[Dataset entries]
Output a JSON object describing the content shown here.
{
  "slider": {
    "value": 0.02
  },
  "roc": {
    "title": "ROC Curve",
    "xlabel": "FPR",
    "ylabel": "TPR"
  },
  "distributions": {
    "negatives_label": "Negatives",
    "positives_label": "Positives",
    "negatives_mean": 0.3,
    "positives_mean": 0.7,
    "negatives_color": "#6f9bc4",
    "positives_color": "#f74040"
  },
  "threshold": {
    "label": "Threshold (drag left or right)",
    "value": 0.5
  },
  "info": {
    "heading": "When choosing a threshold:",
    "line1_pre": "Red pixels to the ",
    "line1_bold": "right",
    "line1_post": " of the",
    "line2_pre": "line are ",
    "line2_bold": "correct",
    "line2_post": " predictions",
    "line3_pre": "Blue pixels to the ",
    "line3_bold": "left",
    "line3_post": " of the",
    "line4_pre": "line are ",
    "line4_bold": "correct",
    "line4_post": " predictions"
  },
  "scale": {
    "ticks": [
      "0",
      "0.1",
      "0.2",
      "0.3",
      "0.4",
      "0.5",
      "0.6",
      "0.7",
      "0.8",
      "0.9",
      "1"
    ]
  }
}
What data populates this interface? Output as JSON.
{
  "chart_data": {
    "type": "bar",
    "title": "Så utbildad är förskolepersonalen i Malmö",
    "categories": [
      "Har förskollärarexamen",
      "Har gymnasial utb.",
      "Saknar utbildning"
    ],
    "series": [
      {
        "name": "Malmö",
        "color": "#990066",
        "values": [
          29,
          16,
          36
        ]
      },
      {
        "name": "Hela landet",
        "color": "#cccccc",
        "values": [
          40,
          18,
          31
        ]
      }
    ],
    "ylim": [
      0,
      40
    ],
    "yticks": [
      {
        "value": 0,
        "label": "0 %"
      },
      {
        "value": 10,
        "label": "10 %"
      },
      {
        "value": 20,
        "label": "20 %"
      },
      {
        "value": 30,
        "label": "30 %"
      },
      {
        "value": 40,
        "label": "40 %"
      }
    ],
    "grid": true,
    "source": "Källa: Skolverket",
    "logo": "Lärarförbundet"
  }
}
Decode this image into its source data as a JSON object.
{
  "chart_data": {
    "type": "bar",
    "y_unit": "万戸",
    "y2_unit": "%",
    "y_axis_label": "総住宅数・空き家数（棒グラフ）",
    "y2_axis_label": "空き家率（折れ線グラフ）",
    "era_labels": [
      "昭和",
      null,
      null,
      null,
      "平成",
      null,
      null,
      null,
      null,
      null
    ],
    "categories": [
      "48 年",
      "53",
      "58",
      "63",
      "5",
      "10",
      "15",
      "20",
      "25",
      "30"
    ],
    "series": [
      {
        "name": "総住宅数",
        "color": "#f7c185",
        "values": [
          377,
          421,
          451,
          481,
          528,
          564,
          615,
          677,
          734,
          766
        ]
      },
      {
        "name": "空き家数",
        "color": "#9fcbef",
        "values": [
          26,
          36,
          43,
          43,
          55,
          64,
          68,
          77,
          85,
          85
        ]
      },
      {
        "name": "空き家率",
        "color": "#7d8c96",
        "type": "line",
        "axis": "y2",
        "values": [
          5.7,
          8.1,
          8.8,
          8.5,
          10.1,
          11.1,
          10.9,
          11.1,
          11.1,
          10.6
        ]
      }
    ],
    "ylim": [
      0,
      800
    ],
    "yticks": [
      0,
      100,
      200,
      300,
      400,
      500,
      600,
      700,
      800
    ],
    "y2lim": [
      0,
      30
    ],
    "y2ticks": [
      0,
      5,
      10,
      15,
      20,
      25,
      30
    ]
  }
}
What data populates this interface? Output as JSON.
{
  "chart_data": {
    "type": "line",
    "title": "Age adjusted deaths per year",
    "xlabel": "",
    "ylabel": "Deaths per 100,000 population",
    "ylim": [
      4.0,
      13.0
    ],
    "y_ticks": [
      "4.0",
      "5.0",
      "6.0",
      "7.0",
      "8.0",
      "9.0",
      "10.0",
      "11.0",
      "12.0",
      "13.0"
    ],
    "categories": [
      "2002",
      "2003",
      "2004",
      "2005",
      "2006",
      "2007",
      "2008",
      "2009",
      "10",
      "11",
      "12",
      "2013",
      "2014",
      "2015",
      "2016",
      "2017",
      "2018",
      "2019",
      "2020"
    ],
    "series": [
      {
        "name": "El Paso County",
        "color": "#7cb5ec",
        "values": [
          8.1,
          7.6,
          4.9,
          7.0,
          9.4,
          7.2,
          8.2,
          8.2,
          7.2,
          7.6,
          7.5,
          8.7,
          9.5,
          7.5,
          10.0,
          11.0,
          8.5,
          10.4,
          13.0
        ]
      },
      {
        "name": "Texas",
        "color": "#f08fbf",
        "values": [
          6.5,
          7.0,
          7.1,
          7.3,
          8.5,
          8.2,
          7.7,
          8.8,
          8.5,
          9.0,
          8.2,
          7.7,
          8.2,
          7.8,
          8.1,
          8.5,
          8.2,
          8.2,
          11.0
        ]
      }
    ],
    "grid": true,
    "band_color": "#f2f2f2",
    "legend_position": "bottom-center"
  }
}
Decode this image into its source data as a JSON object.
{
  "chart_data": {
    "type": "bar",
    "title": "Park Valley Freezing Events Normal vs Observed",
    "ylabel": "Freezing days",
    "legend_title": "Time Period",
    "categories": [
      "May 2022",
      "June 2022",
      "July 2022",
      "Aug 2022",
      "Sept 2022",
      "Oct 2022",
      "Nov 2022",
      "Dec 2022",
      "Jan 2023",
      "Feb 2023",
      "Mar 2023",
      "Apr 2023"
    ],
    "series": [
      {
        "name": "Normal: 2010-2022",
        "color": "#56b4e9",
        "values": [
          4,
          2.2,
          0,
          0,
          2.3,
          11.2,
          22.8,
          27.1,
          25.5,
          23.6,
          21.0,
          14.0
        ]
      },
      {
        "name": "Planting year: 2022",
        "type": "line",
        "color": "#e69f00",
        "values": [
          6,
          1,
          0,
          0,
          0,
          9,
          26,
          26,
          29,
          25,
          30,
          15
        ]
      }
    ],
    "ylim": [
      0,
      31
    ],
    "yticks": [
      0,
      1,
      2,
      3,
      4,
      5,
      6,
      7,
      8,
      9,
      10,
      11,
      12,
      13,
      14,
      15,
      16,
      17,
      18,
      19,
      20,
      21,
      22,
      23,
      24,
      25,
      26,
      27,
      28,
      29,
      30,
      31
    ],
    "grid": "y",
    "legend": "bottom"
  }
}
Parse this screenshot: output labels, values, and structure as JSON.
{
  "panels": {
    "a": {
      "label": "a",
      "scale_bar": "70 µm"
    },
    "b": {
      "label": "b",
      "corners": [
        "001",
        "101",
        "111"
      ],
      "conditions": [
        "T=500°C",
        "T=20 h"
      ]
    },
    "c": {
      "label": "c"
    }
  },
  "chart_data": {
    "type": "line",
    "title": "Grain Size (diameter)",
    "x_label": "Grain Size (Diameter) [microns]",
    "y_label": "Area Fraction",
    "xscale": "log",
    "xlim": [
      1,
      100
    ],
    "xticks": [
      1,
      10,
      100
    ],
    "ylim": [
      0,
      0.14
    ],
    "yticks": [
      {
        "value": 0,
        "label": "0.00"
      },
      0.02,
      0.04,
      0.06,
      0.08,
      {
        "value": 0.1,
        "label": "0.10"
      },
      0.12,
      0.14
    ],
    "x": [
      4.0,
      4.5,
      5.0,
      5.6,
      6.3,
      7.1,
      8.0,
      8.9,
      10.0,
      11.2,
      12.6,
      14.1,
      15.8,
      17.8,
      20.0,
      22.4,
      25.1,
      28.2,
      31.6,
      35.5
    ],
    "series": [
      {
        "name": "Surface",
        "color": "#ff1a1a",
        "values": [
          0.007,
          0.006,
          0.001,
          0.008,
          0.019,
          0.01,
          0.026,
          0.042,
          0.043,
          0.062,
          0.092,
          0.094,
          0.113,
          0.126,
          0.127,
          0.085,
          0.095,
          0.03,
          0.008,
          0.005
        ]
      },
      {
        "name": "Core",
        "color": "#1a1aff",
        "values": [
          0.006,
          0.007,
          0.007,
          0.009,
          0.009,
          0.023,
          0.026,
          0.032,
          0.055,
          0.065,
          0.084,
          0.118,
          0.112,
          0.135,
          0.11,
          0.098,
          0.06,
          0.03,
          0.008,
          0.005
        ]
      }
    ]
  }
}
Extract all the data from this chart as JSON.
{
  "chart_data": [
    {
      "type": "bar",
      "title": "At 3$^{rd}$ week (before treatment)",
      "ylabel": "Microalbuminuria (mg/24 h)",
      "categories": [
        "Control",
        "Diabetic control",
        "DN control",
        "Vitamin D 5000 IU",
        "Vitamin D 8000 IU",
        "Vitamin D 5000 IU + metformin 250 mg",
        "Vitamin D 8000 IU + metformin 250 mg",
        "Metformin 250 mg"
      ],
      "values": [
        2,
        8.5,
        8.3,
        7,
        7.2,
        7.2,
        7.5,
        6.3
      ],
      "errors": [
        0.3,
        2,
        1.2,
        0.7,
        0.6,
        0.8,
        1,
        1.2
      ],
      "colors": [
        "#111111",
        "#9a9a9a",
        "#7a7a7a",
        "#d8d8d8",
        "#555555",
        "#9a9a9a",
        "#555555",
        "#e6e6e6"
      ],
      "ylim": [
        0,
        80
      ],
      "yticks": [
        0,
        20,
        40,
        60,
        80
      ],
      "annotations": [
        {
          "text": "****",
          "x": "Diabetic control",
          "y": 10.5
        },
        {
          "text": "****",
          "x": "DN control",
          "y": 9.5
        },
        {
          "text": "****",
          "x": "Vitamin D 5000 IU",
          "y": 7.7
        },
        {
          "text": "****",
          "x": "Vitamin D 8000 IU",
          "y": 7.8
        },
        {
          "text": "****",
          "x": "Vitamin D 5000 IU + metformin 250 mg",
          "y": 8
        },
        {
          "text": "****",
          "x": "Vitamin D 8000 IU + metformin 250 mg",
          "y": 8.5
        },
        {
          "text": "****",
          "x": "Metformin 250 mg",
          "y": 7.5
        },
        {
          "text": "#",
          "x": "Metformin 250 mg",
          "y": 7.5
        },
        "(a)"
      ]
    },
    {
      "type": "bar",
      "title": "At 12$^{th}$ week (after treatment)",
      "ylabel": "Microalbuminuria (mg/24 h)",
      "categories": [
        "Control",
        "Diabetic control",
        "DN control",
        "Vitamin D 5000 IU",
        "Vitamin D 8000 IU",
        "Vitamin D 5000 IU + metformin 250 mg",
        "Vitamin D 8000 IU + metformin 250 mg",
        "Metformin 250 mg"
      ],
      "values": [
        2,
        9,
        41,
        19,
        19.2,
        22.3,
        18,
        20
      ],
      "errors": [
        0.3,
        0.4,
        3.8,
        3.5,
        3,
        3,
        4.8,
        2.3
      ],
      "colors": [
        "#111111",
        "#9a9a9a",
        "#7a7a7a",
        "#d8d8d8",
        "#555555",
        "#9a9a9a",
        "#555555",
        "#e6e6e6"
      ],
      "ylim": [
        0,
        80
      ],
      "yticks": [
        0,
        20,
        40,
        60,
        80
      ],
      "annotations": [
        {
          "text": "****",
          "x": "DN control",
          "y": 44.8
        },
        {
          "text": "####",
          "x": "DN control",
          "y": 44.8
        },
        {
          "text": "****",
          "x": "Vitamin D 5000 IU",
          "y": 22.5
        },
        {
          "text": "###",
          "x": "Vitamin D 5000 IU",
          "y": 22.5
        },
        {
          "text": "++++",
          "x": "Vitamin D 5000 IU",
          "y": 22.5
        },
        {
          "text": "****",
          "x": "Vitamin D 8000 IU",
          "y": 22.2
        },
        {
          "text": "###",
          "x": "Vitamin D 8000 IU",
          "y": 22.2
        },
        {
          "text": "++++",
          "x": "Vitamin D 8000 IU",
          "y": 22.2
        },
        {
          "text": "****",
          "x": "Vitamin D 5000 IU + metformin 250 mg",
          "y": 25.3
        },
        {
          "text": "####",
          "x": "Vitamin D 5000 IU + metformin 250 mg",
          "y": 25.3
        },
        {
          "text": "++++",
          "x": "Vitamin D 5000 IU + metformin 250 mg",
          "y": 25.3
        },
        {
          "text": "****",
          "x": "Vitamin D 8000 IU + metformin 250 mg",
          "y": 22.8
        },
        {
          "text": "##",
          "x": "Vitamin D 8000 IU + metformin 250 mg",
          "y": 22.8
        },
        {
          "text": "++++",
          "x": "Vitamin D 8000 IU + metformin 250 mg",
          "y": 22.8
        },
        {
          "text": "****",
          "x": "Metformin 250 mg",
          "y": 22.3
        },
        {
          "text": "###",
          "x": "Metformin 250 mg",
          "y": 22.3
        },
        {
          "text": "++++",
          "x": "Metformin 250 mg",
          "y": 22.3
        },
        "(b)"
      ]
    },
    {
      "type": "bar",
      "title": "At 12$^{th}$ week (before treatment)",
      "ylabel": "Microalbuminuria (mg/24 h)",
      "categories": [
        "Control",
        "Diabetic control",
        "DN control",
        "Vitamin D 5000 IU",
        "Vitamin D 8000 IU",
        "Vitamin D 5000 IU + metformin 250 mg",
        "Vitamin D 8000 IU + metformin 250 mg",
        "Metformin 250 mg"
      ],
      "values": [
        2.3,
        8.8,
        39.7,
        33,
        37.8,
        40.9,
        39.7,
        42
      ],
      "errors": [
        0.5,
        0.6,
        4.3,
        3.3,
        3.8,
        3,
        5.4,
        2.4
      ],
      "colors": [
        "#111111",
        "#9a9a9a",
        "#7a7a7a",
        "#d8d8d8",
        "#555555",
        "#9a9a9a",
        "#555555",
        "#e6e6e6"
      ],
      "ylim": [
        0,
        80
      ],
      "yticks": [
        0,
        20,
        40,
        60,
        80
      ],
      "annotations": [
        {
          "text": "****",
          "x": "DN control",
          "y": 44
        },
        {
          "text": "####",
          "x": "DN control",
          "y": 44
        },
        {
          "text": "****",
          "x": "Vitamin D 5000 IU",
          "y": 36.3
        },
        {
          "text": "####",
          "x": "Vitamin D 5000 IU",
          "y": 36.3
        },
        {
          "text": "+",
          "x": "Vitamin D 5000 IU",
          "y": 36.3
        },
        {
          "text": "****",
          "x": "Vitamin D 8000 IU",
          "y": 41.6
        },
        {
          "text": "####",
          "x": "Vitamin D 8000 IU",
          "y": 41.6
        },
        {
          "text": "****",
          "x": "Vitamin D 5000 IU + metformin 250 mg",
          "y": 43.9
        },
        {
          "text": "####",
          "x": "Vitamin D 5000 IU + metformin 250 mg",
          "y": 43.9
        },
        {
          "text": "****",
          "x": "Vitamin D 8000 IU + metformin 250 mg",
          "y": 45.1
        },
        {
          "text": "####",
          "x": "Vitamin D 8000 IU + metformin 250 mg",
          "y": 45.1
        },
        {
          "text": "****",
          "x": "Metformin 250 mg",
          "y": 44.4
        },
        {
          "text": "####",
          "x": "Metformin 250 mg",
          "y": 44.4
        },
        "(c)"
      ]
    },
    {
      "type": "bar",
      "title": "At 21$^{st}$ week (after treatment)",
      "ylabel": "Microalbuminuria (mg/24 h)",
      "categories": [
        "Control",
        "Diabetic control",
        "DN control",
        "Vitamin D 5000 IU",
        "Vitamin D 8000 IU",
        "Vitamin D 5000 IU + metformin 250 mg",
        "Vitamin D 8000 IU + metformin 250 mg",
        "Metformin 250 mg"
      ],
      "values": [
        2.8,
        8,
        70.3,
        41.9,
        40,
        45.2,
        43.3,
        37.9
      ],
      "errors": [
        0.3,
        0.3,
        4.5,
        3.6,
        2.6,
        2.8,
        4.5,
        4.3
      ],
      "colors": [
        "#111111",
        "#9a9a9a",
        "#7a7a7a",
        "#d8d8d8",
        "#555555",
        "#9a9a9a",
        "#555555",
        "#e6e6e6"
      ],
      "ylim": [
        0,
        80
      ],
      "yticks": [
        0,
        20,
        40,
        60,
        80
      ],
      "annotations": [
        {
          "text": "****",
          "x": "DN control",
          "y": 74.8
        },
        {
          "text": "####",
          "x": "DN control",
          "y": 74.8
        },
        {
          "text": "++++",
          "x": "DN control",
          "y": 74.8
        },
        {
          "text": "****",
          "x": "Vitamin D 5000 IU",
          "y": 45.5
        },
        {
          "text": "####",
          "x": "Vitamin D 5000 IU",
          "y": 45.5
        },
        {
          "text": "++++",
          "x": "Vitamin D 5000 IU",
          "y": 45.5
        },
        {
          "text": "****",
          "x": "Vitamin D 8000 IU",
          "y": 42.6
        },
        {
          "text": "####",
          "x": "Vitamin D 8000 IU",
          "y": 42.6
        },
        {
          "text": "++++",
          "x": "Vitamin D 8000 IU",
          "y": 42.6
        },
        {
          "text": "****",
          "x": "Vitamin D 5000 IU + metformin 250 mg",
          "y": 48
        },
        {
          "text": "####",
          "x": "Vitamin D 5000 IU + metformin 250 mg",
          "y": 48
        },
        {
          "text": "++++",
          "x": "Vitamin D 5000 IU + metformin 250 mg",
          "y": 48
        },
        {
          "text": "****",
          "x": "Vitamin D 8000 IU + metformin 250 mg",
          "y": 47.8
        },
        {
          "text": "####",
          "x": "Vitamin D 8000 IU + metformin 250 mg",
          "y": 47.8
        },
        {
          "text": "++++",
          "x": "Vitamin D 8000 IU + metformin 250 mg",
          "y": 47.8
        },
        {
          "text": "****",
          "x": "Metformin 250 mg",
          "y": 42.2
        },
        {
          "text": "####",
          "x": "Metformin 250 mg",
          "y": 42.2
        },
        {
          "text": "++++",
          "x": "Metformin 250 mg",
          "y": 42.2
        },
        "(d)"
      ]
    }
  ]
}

Aim: Where a line above contains the string "Malmö", copy that line.

Exercise response:
    "title": "Så utbildad är förskolepersonalen i Malmö",
        "name": "Malmö",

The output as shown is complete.